## start

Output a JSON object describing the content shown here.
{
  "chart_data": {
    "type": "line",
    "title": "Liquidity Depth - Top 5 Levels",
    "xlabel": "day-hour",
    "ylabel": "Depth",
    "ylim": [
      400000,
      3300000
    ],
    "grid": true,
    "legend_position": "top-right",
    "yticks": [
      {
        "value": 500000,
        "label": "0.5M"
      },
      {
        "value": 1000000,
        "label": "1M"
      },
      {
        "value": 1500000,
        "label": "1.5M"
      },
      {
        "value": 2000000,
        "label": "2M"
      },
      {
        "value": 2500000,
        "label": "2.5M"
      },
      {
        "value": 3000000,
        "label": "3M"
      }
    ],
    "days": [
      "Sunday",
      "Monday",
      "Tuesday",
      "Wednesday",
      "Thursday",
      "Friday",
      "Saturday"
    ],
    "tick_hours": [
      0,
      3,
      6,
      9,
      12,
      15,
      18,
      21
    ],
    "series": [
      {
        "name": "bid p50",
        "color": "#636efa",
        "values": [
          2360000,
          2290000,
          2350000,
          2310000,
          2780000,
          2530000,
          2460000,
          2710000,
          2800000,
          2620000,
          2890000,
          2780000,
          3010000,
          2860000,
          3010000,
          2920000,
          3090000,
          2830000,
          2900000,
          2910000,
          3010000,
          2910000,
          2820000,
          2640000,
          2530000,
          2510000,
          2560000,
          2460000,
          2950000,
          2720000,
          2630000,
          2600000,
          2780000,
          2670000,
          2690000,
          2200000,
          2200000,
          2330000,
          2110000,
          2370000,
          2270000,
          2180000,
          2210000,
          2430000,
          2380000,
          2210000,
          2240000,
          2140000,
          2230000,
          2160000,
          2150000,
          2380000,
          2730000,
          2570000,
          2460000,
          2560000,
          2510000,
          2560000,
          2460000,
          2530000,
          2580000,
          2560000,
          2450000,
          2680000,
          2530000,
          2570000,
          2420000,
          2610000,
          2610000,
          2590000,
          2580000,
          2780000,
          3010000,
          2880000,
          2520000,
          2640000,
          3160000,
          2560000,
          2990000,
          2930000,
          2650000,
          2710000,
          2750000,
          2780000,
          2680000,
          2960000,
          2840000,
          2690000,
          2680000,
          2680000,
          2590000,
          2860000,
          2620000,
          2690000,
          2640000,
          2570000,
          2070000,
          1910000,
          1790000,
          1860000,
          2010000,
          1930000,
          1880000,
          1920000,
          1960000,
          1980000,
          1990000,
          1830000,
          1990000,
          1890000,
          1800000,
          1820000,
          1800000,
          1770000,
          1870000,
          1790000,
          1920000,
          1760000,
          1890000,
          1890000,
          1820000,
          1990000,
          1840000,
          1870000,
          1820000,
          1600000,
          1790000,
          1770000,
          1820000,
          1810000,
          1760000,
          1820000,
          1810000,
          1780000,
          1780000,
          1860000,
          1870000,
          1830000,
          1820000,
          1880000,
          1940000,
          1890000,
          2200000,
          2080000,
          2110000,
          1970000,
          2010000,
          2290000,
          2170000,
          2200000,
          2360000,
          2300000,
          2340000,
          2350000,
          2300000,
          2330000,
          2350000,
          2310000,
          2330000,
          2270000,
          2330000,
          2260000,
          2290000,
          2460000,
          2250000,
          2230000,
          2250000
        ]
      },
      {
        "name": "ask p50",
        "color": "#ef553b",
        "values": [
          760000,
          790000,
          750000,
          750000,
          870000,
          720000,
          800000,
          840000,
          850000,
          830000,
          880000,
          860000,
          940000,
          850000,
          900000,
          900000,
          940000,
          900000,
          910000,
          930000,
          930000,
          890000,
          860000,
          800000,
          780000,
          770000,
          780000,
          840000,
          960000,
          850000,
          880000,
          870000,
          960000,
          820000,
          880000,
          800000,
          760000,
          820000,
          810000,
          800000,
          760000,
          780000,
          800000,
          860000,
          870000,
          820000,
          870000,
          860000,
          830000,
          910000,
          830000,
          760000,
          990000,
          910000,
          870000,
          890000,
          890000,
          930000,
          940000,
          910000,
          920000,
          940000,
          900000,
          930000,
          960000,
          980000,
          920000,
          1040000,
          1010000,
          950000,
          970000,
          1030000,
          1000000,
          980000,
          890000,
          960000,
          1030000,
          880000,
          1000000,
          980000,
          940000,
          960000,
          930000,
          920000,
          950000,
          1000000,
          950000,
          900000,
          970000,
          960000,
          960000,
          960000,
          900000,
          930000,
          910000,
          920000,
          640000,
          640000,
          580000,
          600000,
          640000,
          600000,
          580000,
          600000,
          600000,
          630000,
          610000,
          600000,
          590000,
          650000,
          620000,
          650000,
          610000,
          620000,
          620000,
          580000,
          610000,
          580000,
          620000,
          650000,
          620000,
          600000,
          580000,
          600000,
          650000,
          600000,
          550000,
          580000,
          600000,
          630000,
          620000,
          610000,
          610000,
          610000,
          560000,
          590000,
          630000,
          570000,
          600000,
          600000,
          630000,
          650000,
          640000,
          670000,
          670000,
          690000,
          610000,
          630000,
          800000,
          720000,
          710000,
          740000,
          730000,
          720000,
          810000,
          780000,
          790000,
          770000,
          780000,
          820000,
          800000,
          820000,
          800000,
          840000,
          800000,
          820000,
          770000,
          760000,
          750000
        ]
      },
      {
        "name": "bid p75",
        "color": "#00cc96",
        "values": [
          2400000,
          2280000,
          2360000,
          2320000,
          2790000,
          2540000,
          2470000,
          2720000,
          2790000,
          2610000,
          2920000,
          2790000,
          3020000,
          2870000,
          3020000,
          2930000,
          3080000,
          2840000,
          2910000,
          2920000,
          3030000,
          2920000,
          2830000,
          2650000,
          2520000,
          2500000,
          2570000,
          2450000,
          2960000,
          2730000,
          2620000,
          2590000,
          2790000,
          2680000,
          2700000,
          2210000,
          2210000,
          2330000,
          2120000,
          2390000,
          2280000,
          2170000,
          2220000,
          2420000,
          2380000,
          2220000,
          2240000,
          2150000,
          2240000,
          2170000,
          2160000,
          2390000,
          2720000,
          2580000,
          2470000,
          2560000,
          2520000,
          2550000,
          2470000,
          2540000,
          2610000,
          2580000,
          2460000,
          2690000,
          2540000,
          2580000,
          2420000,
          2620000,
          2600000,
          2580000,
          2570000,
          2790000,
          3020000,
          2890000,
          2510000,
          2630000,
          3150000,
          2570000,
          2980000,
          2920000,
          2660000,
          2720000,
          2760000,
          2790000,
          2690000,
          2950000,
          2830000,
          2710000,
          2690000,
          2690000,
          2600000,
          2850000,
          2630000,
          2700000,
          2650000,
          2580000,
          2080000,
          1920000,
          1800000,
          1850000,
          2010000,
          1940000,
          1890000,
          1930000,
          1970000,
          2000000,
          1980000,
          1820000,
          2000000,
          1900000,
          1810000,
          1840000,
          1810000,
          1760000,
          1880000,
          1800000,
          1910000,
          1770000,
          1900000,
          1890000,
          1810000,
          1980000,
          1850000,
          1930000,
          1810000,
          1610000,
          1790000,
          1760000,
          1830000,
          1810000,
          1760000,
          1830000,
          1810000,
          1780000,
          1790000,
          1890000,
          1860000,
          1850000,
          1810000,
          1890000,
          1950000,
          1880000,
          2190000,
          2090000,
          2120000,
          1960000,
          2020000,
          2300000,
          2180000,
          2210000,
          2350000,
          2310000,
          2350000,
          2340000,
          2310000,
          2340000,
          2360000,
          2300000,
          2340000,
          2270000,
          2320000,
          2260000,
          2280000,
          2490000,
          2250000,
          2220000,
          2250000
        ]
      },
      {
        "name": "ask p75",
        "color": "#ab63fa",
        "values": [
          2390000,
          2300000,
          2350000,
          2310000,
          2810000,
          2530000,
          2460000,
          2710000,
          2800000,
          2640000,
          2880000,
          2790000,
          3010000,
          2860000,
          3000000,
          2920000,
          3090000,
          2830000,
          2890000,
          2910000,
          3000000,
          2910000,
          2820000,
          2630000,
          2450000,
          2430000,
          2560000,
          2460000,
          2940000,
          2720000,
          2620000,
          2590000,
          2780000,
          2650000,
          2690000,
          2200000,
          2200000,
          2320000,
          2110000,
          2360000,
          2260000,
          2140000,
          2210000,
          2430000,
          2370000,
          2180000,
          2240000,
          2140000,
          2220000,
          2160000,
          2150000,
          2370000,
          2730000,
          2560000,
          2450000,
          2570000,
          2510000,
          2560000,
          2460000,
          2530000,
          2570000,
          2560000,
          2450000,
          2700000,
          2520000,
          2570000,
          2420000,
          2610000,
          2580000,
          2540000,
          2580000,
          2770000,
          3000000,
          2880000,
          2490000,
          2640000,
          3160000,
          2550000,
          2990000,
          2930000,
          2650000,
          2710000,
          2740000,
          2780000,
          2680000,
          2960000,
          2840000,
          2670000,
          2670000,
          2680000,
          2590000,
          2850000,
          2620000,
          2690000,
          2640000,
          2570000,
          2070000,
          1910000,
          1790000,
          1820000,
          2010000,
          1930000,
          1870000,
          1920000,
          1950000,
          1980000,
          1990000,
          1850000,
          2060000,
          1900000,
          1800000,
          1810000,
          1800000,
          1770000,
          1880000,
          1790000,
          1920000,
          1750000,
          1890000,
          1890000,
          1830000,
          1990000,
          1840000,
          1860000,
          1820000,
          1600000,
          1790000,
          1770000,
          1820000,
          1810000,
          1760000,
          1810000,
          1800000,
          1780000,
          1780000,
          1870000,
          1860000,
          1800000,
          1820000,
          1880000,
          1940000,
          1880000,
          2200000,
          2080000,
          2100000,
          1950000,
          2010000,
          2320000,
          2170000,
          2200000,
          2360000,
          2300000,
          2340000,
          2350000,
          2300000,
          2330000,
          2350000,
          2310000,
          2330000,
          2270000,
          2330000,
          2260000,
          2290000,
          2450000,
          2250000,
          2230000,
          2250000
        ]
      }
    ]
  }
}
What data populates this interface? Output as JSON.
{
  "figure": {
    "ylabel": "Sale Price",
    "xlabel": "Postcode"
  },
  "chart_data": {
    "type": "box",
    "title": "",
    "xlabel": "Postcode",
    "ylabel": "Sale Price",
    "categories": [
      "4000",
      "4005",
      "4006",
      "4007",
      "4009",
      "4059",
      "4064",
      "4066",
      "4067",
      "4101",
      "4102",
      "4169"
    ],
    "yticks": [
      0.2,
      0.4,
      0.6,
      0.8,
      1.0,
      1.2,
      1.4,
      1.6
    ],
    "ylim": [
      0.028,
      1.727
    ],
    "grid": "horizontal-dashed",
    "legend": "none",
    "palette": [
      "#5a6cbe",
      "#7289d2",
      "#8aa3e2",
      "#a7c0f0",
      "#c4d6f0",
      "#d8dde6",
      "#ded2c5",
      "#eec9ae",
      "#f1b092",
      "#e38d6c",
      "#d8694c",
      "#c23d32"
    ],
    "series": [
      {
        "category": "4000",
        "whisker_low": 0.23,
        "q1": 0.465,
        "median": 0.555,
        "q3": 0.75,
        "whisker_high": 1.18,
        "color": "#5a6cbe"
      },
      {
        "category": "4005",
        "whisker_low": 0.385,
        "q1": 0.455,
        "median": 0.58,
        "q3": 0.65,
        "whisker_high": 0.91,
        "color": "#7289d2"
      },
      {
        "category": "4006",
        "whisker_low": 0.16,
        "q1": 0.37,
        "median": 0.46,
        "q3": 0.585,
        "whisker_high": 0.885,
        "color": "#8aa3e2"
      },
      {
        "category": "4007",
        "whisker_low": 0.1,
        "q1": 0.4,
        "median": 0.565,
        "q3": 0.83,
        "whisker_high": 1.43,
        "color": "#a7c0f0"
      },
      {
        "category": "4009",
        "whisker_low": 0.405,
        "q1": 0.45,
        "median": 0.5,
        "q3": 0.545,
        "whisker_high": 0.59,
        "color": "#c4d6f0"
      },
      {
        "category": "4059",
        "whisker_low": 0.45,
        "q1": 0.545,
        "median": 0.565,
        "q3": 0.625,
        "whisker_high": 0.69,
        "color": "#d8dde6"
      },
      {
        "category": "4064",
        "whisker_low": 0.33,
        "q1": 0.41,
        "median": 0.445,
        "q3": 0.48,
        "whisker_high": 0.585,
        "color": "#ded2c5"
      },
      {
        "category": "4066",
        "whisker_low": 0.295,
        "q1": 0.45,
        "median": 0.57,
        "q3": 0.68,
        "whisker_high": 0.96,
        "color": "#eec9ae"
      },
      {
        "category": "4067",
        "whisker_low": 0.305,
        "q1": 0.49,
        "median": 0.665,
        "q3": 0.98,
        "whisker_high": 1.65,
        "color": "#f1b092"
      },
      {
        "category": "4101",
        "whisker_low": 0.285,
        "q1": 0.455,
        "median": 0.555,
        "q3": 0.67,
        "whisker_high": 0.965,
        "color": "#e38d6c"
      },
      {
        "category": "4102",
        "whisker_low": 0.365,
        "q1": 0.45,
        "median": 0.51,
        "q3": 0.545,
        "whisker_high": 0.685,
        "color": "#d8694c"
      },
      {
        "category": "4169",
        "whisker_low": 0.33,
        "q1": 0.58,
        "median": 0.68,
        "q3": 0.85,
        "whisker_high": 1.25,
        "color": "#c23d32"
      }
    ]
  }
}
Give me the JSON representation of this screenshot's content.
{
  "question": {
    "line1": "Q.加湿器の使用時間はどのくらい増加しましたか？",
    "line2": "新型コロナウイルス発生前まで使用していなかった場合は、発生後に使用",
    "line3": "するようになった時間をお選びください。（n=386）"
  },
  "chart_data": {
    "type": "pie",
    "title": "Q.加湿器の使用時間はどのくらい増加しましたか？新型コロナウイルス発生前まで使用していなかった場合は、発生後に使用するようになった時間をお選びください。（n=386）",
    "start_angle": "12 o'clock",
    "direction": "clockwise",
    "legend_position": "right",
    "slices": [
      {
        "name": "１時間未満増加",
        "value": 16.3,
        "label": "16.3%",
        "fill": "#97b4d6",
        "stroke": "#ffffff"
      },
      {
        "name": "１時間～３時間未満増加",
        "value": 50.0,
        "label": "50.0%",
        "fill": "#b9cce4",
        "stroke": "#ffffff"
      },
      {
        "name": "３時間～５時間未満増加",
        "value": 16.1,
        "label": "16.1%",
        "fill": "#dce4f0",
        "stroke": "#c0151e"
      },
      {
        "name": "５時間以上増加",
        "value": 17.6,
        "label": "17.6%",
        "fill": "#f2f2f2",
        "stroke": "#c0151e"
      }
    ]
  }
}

## end

[WORK REQUIRED] How many of the lines above include the string "Output"? Reply with the number by itself.

[SOLUTION FOR THIS EXERCISE] 2